▶ **The task**: Review the listing and copy each line that holds the word "Physics".

▶ **Excerpted data**:
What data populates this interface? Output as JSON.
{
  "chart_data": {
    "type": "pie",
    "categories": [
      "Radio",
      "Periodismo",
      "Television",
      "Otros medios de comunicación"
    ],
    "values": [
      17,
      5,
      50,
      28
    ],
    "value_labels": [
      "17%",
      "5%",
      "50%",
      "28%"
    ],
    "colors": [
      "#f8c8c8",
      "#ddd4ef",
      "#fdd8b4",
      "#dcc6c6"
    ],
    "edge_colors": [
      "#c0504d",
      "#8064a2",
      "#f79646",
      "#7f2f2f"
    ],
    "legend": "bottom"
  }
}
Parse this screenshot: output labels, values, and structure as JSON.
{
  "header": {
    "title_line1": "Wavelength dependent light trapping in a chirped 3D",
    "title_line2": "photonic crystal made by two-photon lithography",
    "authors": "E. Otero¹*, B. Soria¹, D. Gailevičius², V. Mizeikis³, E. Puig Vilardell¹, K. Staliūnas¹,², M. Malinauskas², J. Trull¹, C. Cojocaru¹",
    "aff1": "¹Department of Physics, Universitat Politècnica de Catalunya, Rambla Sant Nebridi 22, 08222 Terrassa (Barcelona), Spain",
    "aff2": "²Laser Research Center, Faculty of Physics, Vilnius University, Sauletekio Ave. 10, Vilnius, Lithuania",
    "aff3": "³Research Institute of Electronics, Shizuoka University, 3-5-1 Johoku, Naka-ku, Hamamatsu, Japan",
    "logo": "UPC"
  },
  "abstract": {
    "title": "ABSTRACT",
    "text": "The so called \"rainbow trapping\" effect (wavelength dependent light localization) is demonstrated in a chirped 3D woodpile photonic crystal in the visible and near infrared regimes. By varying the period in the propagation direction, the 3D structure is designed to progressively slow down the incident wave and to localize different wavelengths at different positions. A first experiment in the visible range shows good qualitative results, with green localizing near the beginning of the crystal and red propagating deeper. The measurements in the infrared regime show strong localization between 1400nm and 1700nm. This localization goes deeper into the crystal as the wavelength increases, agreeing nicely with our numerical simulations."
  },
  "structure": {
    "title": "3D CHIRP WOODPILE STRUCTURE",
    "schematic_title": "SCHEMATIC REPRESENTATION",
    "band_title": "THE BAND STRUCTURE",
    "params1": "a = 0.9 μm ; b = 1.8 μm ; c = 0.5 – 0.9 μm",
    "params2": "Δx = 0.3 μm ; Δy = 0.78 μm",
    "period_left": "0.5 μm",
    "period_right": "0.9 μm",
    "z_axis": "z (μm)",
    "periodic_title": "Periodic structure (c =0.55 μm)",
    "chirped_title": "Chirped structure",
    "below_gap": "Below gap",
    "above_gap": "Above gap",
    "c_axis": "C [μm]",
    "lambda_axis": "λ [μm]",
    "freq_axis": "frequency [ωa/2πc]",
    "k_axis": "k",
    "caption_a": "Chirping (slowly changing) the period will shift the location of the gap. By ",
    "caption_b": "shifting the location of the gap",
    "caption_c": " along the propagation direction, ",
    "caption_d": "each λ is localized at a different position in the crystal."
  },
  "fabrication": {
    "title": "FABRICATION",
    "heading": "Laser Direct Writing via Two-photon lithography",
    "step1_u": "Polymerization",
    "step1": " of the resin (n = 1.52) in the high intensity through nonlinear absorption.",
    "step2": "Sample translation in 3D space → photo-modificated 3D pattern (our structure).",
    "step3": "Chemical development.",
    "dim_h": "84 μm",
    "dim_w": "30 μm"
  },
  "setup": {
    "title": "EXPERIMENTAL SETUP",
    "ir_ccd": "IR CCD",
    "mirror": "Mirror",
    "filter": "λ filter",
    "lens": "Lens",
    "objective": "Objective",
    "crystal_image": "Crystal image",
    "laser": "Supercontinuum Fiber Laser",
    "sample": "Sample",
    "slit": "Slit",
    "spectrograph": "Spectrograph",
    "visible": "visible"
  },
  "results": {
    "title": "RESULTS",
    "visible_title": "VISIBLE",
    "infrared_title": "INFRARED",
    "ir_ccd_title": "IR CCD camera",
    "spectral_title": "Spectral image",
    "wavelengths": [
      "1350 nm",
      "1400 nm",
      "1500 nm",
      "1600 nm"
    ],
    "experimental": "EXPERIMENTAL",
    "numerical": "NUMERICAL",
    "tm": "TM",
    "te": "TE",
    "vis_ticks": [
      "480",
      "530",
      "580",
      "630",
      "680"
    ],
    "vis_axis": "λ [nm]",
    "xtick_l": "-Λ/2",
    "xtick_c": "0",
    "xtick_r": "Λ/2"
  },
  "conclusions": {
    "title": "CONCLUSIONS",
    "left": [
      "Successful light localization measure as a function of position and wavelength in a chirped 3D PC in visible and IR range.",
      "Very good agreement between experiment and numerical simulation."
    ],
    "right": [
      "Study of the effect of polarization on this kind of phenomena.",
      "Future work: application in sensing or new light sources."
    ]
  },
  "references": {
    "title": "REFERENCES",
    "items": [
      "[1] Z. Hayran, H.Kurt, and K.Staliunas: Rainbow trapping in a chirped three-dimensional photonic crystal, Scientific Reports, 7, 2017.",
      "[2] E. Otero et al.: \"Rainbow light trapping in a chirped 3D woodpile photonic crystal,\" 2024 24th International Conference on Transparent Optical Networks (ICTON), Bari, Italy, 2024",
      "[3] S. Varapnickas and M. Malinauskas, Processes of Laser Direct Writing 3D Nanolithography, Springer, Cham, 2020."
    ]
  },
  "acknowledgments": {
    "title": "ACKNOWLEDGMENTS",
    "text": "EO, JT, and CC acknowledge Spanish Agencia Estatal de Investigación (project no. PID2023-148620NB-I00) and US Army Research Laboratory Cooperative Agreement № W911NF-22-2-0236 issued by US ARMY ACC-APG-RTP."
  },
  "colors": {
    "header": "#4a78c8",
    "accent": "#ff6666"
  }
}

▶ **The result**:
    "aff1": "¹Department of Physics, Universitat Politècnica de Catalunya, Rambla Sant Nebridi 22, 08222 Terrassa (Barcelona), Spain",
    "aff2": "²Laser Research Center, Faculty of Physics, Vilnius University, Sauletekio Ave. 10, Vilnius, Lithuania",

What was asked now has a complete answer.